GIVEN EXERCISE A = In the light-adjustment passage, what does the initial luminance refer to?
GIVEN EXERCISE B = List every color of light emitting unit or diode that the light-adjustment passage names.
GIVEN EXERCISE C = Write the next part of the light-adjustment passage, starting after its final sentence.

SELECTED EXTRACT =
When the luminance of the environment light is reduced, the control circuit 41 gradually increases a third luminance of the red light emitting unit 31
and then reduces the third of the red light emitting unit 31 to an initial luminance after the first luminance of the cyan light emitting unit complies with a scotopic vision curve.
The initial luminance refers to the luminance before adjustment of the red light emitting unit 31.
In this embodiment, light emitting units each corresponding to the wavelength ranges of the peak values of the photopic vision curve and the scotopic curve can all be found in the light emitting device 44. However, if no corresponding light emitting unit is found in the light emitting device 44, the control circuit 41 can select an light emitting unit having the closest wavelength range to adjust. For example, if the green light emitting unit is not included in the light emitting device 44, the control circuit 41 can select a cyan diode to regulate; and if the red light diode is not included in the light emitting device 44, the control circuit 41 can select the red-orange diode to regulate. In another embodiment, the control circuit 41 can select two or more light emitting units to regulate according to the wavelength range of the peak value of the vision curve.

ENTRIES PROVIDED =
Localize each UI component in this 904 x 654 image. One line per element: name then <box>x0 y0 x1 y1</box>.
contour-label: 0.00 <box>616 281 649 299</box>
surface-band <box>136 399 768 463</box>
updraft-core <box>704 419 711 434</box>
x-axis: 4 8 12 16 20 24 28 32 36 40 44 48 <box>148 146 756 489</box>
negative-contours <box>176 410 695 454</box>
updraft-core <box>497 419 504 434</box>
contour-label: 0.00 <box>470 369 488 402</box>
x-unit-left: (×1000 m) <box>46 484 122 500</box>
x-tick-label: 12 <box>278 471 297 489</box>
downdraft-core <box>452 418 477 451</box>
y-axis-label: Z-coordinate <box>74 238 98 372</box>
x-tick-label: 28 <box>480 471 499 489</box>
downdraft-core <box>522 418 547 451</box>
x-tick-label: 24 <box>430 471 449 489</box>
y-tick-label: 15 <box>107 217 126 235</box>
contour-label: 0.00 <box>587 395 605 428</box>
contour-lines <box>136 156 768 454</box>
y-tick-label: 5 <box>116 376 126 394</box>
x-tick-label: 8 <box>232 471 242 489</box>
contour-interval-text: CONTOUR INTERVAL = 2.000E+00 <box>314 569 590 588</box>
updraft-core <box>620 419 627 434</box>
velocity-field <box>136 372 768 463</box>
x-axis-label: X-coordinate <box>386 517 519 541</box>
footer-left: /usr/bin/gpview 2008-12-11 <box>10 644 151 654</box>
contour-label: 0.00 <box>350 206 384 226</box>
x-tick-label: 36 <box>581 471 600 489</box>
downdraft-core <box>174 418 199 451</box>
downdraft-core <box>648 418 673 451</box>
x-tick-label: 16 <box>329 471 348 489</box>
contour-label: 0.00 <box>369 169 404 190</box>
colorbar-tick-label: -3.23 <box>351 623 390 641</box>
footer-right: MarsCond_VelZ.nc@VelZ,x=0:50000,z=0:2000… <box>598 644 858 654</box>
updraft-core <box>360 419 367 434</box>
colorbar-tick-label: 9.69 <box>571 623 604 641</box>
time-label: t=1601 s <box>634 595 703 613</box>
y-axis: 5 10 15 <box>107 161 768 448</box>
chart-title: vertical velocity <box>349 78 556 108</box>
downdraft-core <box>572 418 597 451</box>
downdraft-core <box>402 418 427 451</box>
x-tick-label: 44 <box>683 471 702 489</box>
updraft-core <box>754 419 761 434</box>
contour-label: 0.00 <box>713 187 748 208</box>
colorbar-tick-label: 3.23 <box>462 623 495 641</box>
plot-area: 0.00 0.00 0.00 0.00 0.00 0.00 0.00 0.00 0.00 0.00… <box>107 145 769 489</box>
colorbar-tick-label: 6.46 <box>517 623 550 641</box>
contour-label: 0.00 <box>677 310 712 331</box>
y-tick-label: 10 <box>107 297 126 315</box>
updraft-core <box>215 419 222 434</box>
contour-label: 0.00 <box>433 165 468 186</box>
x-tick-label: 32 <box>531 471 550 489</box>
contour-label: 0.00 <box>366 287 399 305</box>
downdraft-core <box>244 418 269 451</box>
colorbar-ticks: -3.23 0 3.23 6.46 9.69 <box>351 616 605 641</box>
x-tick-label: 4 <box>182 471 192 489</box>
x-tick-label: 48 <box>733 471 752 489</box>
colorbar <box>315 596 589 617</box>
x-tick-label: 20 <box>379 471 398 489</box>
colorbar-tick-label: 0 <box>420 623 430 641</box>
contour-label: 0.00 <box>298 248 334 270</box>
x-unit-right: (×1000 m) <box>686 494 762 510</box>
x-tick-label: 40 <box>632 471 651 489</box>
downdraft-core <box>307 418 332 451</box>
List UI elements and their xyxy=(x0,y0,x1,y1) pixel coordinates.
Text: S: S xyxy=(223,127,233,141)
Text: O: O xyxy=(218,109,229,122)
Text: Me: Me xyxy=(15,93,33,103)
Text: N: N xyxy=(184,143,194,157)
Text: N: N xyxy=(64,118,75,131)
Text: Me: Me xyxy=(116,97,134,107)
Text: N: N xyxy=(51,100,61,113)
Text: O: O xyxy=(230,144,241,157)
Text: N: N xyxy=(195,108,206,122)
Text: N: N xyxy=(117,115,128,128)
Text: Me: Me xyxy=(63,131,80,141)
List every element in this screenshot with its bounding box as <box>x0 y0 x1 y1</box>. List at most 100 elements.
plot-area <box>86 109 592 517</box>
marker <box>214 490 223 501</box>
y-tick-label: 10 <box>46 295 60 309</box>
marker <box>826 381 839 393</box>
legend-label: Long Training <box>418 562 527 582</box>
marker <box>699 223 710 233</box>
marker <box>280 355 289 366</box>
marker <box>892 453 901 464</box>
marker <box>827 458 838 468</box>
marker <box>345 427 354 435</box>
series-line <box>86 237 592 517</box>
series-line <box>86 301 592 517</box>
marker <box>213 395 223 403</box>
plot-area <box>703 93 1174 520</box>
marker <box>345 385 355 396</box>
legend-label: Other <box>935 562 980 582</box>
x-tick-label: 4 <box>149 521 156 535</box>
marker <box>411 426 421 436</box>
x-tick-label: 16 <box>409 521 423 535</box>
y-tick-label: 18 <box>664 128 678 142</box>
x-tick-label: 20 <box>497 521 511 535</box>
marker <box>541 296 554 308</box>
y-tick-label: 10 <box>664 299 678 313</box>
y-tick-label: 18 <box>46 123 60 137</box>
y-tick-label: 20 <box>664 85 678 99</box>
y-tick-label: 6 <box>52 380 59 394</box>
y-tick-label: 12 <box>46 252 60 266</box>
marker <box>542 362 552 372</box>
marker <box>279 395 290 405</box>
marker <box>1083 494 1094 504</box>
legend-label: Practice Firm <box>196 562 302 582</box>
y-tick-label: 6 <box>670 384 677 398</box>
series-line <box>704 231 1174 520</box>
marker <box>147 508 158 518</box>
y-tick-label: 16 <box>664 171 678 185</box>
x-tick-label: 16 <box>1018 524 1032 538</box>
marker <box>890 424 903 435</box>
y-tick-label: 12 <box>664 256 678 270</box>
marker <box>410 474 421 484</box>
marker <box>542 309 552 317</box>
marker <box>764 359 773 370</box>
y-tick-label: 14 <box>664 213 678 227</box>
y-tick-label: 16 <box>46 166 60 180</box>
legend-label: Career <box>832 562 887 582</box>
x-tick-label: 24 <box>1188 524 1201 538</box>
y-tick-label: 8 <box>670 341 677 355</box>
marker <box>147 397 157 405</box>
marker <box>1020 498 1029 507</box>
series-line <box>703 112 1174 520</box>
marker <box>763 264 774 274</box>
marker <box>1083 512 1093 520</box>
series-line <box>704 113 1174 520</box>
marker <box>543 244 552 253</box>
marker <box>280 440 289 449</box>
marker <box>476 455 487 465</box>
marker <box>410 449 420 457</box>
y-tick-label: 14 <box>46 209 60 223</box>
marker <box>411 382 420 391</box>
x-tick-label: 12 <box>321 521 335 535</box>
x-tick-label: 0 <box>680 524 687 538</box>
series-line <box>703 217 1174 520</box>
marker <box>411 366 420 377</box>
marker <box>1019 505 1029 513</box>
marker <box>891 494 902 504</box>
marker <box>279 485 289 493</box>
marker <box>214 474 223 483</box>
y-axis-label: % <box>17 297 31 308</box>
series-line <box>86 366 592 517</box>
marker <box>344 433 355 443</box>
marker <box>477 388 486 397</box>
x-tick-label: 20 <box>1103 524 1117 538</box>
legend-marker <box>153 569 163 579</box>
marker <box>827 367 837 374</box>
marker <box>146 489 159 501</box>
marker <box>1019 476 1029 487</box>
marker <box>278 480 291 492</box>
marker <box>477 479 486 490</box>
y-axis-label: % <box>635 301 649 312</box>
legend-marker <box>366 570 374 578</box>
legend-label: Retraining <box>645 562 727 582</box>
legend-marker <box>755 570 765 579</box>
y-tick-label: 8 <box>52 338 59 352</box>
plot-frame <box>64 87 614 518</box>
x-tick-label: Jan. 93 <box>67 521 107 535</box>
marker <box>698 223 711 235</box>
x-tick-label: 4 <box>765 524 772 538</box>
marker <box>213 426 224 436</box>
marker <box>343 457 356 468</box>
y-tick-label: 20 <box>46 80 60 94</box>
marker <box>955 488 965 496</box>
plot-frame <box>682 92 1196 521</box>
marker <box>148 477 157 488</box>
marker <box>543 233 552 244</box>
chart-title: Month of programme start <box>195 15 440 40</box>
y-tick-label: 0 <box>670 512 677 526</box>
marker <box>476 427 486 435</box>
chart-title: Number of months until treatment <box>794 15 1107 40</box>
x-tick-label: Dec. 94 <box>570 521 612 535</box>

EXERCISE RESPONSE A = The luminance of the red light emitting unit 31 before adjustment.

EXERCISE RESPONSE B = Red, cyan, green, and red-orange.

EXERCISE RESPONSE C =
Referring to Fig. 5, it illustrates a schematic adjusting view of the light emitting spectrum of the lamp. Light spectrum 51 is the initial light spectrum of the lamp. The lamp includes a blue light diode, a green light diode, a red light diode, a cyan light diode and a yellow light diode therein. When the control circuit of the lamp detects that the luminance of the environment light at this time is reduced, the control circuit gradually increases the light emitting luminance of the cyan light diode, so that the light spectrum has a high strength at the wavelength of 500 nm; and the control circuit reduces the light emitting
luminance of the green light diode and the light emitting luminance of the yellow light diode, so as to comply with the scotopic vision curve. Otherwise, if the control circuit detects that the luminance of the environment light at this time is increased, the control circuit reduces the light emitting luminance of the cyan light diode and gradually increases the light emitting luminance of the green light diode.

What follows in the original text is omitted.